■ Goal of the exercise ■
Below are entries. Pull out all lines containing "compassion".

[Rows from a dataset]
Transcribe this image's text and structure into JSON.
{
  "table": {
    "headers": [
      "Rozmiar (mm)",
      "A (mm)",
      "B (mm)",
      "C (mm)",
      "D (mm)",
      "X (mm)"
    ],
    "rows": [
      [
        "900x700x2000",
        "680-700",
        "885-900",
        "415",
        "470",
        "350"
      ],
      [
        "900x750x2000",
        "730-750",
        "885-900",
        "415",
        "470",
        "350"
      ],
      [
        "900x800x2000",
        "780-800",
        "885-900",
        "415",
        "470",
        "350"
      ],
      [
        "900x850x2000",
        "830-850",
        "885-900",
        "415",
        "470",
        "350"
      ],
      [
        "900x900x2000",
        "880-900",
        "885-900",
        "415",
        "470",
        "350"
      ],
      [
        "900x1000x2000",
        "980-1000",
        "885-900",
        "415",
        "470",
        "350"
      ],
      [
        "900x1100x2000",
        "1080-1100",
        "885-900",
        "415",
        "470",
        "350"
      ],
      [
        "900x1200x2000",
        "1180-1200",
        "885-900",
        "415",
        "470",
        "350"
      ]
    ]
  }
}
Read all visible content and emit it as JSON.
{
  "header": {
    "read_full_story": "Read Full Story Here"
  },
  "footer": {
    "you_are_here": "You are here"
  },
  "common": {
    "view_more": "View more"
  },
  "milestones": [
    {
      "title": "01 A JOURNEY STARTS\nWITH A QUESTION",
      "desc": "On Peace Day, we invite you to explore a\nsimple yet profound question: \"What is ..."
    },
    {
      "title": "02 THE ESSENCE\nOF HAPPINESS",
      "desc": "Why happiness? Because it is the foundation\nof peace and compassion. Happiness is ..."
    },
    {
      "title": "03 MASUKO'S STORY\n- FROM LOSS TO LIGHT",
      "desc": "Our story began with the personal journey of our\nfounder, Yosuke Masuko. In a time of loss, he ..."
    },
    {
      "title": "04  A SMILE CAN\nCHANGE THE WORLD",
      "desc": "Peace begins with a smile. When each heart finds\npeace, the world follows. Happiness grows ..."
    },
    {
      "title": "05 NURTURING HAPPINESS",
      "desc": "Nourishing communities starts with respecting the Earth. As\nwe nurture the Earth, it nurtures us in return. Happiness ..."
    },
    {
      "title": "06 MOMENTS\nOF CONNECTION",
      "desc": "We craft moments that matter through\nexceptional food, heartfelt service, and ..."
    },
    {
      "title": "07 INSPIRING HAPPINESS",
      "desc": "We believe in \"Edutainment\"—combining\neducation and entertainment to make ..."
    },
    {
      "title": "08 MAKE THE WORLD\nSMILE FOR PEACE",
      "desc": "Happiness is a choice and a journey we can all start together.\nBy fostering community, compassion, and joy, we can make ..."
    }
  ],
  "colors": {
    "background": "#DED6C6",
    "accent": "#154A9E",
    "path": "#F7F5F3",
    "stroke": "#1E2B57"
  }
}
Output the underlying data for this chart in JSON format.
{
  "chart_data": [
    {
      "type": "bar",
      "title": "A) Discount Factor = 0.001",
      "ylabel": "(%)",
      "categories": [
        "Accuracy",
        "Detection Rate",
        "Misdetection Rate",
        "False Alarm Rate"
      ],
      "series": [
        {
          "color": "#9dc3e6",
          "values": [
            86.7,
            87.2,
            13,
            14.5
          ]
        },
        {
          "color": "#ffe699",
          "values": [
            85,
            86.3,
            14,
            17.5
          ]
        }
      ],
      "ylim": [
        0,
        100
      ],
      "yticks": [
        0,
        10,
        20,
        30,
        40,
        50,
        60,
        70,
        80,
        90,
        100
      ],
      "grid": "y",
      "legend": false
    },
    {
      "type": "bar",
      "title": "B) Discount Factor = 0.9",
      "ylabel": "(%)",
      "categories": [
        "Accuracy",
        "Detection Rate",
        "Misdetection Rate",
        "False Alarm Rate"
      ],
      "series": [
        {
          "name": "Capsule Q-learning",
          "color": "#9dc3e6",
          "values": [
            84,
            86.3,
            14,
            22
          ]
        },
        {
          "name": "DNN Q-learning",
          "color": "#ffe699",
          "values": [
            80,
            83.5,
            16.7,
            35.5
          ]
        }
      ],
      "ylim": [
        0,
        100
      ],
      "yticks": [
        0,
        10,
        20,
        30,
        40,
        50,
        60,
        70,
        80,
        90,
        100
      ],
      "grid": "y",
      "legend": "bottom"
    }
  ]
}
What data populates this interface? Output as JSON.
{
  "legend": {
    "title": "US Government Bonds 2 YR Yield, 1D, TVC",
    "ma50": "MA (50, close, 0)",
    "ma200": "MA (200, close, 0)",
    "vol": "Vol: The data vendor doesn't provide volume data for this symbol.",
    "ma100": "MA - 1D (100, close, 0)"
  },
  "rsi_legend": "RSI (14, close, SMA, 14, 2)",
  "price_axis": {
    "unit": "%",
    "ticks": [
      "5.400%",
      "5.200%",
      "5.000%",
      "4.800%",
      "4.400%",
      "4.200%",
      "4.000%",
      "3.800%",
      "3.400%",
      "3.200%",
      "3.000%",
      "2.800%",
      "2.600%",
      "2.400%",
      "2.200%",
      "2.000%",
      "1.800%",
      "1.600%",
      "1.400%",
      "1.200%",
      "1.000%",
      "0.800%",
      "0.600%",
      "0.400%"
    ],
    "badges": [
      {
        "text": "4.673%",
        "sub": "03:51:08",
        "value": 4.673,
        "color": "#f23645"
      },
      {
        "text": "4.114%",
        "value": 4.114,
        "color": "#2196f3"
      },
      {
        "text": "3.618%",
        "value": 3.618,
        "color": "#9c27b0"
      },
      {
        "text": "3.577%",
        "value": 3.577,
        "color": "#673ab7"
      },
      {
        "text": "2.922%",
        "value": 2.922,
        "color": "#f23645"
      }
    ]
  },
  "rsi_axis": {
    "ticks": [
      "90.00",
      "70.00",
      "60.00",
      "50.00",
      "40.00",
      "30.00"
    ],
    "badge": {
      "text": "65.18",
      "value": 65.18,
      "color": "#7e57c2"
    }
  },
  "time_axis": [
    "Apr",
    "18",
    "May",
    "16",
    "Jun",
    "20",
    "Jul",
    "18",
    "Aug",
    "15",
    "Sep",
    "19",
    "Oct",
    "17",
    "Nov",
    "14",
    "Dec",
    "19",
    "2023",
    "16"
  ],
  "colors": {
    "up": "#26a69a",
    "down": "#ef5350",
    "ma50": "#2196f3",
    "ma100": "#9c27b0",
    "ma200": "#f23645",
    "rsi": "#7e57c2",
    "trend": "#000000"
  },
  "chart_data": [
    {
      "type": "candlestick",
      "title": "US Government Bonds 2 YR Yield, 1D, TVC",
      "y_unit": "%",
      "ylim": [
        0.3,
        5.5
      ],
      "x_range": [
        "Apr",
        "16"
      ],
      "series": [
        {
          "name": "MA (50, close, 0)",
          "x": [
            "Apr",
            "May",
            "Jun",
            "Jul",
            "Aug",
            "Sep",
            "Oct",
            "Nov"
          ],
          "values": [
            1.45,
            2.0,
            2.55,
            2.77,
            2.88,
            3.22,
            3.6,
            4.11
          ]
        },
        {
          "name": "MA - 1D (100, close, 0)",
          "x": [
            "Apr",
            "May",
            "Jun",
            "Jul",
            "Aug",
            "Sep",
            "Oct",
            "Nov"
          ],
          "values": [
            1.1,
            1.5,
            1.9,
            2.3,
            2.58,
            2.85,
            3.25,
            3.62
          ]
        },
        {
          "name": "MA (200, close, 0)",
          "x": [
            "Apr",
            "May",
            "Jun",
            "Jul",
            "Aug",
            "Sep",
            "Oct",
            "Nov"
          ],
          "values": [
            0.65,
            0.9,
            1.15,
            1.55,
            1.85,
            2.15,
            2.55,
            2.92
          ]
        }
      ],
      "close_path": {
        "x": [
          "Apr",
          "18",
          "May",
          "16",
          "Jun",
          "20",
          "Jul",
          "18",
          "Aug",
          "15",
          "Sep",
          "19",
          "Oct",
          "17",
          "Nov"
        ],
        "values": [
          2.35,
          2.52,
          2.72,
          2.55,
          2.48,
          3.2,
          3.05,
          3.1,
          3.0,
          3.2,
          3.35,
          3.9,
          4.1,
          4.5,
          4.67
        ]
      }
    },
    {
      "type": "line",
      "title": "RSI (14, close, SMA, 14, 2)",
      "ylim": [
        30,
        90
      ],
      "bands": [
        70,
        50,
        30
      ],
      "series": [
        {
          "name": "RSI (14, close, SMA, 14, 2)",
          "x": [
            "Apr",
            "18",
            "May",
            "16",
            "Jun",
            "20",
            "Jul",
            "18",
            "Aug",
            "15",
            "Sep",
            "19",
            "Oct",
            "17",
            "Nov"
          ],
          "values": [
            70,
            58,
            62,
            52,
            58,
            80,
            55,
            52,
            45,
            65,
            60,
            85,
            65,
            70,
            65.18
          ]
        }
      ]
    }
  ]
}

■ Solution for this problem ■
      "desc": "Why happiness? Because it is the foundation\nof peace and compassion. Happiness is ..."
      "desc": "Happiness is a choice and a journey we can all start together.\nBy fostering community, compassion, and joy, we can make ..."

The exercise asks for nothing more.